====== Data shown

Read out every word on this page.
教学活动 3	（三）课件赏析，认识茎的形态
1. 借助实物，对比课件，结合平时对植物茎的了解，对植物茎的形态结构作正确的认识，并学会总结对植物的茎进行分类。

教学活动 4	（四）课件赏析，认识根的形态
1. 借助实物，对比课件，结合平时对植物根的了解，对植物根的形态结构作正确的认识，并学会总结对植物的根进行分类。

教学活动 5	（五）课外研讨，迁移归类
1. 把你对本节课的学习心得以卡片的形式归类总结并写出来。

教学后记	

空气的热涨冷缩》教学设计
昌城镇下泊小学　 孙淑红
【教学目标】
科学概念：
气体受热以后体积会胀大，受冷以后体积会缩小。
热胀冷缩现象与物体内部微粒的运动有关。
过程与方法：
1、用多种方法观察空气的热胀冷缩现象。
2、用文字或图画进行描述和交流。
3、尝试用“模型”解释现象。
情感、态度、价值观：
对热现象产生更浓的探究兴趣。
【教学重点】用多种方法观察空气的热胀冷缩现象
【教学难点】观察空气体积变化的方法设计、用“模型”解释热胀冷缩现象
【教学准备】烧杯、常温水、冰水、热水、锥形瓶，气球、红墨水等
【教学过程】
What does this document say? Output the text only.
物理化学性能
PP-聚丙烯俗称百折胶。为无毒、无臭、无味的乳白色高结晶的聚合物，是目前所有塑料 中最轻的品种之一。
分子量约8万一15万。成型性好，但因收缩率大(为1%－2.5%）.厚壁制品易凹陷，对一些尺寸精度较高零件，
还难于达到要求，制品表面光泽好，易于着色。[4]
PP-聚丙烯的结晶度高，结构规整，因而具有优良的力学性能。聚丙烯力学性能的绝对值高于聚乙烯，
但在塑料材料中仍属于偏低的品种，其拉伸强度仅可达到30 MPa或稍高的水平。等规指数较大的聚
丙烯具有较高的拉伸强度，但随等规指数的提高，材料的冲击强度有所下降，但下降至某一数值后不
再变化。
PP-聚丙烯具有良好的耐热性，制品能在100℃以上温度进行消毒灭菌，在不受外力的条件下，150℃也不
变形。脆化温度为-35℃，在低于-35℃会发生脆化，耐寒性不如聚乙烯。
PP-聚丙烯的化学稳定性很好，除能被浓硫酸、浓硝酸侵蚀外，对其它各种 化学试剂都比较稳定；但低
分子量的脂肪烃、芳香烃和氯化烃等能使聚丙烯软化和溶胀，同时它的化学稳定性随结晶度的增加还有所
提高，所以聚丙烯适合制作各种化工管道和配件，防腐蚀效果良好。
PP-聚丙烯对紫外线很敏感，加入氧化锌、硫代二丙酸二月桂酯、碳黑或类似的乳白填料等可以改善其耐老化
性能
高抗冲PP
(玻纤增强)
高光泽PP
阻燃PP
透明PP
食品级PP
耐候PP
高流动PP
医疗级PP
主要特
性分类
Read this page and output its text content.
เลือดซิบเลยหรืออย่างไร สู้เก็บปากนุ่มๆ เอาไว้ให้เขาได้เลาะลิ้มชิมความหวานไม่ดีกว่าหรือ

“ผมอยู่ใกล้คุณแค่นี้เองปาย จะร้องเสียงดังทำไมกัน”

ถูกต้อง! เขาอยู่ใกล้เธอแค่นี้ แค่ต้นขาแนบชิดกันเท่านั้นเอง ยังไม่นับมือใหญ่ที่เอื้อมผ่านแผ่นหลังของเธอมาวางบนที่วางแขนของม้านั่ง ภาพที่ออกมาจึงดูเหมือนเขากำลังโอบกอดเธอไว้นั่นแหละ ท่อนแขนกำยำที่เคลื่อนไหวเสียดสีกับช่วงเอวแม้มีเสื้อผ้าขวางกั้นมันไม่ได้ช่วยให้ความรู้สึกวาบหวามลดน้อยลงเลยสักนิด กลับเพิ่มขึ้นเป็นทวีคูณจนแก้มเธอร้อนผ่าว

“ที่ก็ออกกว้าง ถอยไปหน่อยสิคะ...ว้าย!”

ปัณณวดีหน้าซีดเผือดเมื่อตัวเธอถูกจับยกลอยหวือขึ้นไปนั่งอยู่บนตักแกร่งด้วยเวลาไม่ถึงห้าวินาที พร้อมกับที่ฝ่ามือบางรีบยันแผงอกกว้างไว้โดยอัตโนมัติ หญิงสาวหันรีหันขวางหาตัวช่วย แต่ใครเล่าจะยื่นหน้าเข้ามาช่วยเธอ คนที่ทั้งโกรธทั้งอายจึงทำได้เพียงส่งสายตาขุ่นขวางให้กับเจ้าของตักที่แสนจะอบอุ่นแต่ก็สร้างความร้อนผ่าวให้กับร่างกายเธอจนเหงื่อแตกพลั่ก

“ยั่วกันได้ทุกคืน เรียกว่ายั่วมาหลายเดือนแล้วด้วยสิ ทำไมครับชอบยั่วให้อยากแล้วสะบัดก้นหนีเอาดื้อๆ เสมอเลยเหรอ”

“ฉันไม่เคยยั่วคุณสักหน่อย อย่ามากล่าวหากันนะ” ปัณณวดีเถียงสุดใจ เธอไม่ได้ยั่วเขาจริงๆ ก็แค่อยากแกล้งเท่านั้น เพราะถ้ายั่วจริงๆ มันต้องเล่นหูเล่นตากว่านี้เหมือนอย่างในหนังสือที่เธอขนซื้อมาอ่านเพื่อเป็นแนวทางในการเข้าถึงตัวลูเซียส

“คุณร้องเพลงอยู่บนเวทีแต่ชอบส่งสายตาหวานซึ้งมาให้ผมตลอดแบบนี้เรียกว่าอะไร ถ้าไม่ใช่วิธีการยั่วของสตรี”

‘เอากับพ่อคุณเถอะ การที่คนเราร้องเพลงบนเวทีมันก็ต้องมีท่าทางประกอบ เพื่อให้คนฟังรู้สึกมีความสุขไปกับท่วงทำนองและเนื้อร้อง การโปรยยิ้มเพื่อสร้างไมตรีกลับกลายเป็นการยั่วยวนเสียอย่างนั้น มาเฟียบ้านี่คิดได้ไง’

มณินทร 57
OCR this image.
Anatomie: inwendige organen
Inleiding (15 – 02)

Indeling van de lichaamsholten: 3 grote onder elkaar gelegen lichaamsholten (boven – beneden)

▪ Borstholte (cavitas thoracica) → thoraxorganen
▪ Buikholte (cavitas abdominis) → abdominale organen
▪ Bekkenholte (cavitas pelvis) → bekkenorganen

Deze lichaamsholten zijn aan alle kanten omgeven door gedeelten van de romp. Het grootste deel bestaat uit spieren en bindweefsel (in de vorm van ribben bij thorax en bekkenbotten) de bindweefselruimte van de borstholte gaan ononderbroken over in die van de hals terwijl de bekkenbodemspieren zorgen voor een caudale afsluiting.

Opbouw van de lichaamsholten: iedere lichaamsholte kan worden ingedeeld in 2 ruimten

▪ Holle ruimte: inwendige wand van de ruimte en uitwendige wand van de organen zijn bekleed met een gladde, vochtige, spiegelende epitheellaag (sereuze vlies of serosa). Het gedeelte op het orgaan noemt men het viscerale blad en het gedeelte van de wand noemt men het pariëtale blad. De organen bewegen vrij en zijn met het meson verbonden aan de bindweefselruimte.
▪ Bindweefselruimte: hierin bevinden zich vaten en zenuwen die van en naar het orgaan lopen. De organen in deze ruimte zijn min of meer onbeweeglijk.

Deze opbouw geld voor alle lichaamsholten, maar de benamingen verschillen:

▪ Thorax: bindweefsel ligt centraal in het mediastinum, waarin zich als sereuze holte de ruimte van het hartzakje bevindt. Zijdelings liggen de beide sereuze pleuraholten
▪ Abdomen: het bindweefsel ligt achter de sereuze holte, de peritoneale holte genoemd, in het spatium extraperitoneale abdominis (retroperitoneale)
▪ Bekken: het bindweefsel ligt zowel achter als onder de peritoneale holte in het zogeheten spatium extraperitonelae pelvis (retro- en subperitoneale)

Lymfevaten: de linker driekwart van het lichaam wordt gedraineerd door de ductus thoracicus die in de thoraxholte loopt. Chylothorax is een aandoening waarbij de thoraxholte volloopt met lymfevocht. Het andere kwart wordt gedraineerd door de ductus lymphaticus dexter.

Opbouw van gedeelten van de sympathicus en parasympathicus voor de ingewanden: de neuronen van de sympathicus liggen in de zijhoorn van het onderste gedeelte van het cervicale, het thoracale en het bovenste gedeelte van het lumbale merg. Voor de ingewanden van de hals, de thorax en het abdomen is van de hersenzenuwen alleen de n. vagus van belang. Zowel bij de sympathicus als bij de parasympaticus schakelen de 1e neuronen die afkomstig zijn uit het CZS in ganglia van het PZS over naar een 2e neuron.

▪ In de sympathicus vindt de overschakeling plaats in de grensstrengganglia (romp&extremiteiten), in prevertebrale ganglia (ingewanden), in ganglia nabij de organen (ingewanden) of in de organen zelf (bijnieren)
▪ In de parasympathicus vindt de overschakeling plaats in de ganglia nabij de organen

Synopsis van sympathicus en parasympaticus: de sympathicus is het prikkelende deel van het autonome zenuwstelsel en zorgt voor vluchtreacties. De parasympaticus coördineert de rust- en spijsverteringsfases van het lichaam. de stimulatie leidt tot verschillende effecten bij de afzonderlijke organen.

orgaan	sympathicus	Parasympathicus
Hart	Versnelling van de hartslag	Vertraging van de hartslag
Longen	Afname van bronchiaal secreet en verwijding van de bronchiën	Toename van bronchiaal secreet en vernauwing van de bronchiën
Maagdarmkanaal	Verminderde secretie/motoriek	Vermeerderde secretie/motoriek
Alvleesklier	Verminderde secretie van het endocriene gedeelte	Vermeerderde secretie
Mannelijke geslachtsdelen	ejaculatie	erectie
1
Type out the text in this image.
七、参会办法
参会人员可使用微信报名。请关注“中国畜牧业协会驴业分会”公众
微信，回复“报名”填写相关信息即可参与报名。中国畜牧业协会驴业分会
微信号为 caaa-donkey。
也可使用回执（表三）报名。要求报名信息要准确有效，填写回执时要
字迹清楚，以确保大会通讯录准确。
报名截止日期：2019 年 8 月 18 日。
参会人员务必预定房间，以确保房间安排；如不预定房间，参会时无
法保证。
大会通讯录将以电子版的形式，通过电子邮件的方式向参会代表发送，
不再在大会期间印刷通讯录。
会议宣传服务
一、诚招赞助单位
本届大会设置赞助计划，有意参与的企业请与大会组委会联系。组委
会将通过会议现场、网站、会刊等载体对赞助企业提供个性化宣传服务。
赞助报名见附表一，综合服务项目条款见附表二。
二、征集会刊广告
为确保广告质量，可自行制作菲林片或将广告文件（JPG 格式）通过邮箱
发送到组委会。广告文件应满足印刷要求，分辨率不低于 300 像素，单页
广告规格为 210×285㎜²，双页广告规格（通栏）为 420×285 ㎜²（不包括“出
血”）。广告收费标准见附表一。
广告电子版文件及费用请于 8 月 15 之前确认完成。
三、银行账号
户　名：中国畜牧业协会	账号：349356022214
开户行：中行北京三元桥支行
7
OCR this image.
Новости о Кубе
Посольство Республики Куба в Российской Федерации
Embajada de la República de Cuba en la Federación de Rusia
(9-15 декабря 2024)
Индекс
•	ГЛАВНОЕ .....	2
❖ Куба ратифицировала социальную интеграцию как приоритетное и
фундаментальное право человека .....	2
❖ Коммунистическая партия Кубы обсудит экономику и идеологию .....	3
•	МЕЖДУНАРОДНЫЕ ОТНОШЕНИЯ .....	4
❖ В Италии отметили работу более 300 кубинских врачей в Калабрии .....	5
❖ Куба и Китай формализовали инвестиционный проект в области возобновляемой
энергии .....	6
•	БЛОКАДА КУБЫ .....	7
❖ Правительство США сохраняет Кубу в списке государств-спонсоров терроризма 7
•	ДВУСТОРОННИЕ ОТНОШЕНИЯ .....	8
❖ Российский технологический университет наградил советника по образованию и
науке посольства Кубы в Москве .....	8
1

============

Objective: Identify and copy lines that hold the string "secretie".

Result for this task:
Maagdarmkanaal	Verminderde secretie/motoriek	Vermeerderde secretie/motoriek
Alvleesklier	Verminderde secretie van het endocriene gedeelte	Vermeerderde secretie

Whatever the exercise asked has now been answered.